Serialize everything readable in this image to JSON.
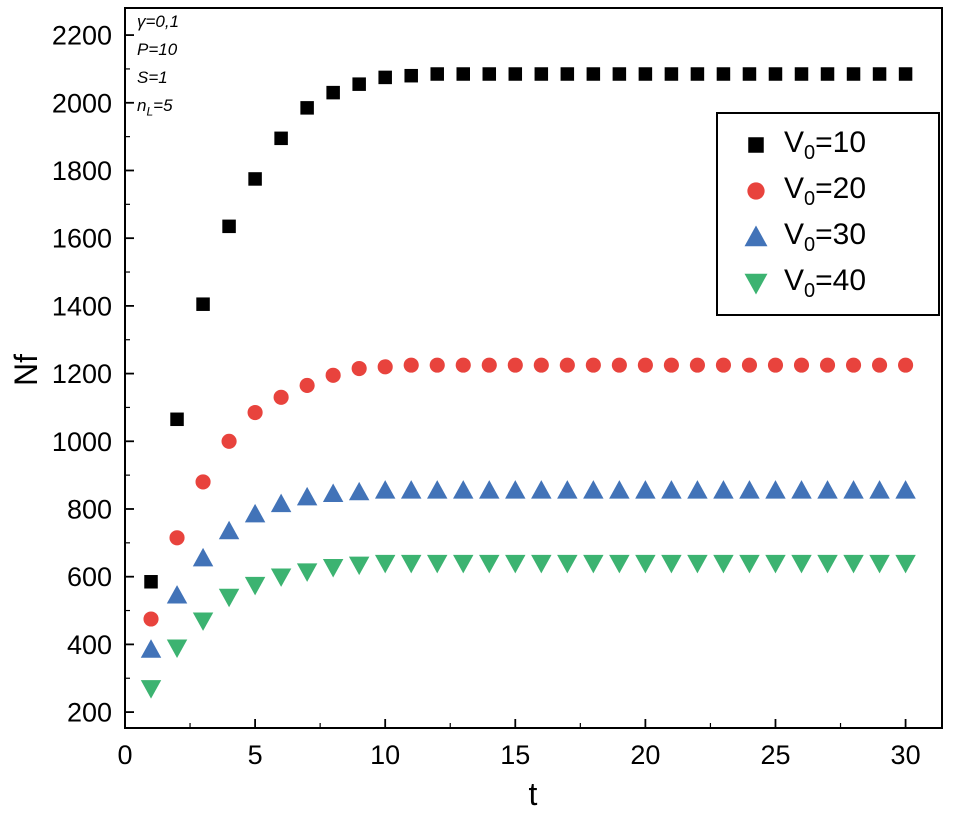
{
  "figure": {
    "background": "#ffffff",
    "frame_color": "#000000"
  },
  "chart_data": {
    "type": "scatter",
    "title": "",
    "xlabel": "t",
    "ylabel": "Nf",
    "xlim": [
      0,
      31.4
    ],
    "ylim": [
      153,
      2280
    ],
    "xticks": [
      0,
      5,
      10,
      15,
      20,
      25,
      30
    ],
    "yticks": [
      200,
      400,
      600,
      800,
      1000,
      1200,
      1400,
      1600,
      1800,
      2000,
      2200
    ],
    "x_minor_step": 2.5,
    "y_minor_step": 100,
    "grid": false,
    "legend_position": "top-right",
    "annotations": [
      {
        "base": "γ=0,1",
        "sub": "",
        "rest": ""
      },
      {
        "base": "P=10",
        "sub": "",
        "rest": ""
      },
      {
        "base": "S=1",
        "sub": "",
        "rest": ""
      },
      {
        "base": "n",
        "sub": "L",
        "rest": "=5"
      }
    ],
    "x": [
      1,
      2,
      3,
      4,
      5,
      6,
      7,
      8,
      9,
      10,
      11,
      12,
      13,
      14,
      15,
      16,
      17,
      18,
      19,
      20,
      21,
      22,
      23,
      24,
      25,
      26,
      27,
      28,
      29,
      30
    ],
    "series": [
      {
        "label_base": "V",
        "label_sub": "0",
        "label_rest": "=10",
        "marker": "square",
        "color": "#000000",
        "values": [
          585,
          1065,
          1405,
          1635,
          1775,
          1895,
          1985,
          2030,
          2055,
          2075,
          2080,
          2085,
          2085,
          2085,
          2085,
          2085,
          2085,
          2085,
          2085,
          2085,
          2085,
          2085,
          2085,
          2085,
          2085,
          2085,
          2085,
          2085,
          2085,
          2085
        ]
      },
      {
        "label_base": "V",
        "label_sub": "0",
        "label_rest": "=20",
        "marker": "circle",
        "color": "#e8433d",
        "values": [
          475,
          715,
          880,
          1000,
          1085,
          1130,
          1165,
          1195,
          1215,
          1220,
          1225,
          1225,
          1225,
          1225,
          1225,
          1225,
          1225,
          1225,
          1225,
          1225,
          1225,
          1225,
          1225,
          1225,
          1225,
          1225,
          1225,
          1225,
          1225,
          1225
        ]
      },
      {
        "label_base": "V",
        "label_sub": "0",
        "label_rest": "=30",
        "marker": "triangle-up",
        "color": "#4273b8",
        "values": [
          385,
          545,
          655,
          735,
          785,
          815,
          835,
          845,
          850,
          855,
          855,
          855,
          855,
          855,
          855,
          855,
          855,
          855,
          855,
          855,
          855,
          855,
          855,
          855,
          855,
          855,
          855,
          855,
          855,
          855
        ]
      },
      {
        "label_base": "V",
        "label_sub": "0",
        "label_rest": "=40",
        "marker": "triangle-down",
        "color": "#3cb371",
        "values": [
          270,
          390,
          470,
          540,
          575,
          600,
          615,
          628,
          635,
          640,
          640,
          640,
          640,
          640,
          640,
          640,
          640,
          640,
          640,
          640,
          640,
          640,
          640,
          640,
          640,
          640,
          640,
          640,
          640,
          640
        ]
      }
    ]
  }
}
☆ ☆ ☆ ☆ ☆
▶ _SHORT PROBLEM_
Quote every line of the records above exactly; no picture is to be copied.

▶ _FINISHED ANSWER_
Serialize everything readable in this image to JSON.
{
  "figure": {
    "background": "#ffffff",
    "frame_color": "#000000"
  },
  "chart_data": {
    "type": "scatter",
    "title": "",
    "xlabel": "t",
    "ylabel": "Nf",
    "xlim": [
      0,
      31.4
    ],
    "ylim": [
      153,
      2280
    ],
    "xticks": [
      0,
      5,
      10,
      15,
      20,
      25,
      30
    ],
    "yticks": [
      200,
      400,
      600,
      800,
      1000,
      1200,
      1400,
      1600,
      1800,
      2000,
      2200
    ],
    "x_minor_step": 2.5,
    "y_minor_step": 100,
    "grid": false,
    "legend_position": "top-right",
    "annotations": [
      {
        "base": "γ=0,1",
        "sub": "",
        "rest": ""
      },
      {
        "base": "P=10",
        "sub": "",
        "rest": ""
      },
      {
        "base": "S=1",
        "sub": "",
        "rest": ""
      },
      {
        "base": "n",
        "sub": "L",
        "rest": "=5"
      }
    ],
    "x": [
      1,
      2,
      3,
      4,
      5,
      6,
      7,
      8,
      9,
      10,
      11,
      12,
      13,
      14,
      15,
      16,
      17,
      18,
      19,
      20,
      21,
      22,
      23,
      24,
      25,
      26,
      27,
      28,
      29,
      30
    ],
    "series": [
      {
        "label_base": "V",
        "label_sub": "0",
        "label_rest": "=10",
        "marker": "square",
        "color": "#000000",
        "values": [
          585,
          1065,
          1405,
          1635,
          1775,
          1895,
          1985,
          2030,
          2055,
          2075,
          2080,
          2085,
          2085,
          2085,
          2085,
          2085,
          2085,
          2085,
          2085,
          2085,
          2085,
          2085,
          2085,
          2085,
          2085,
          2085,
          2085,
          2085,
          2085,
          2085
        ]
      },
      {
        "label_base": "V",
        "label_sub": "0",
        "label_rest": "=20",
        "marker": "circle",
        "color": "#e8433d",
        "values": [
          475,
          715,
          880,
          1000,
          1085,
          1130,
          1165,
          1195,
          1215,
          1220,
          1225,
          1225,
          1225,
          1225,
          1225,
          1225,
          1225,
          1225,
          1225,
          1225,
          1225,
          1225,
          1225,
          1225,
          1225,
          1225,
          1225,
          1225,
          1225,
          1225
        ]
      },
      {
        "label_base": "V",
        "label_sub": "0",
        "label_rest": "=30",
        "marker": "triangle-up",
        "color": "#4273b8",
        "values": [
          385,
          545,
          655,
          735,
          785,
          815,
          835,
          845,
          850,
          855,
          855,
          855,
          855,
          855,
          855,
          855,
          855,
          855,
          855,
          855,
          855,
          855,
          855,
          855,
          855,
          855,
          855,
          855,
          855,
          855
        ]
      },
      {
        "label_base": "V",
        "label_sub": "0",
        "label_rest": "=40",
        "marker": "triangle-down",
        "color": "#3cb371",
        "values": [
          270,
          390,
          470,
          540,
          575,
          600,
          615,
          628,
          635,
          640,
          640,
          640,
          640,
          640,
          640,
          640,
          640,
          640,
          640,
          640,
          640,
          640,
          640,
          640,
          640,
          640,
          640,
          640,
          640,
          640
        ]
      }
    ]
  }
}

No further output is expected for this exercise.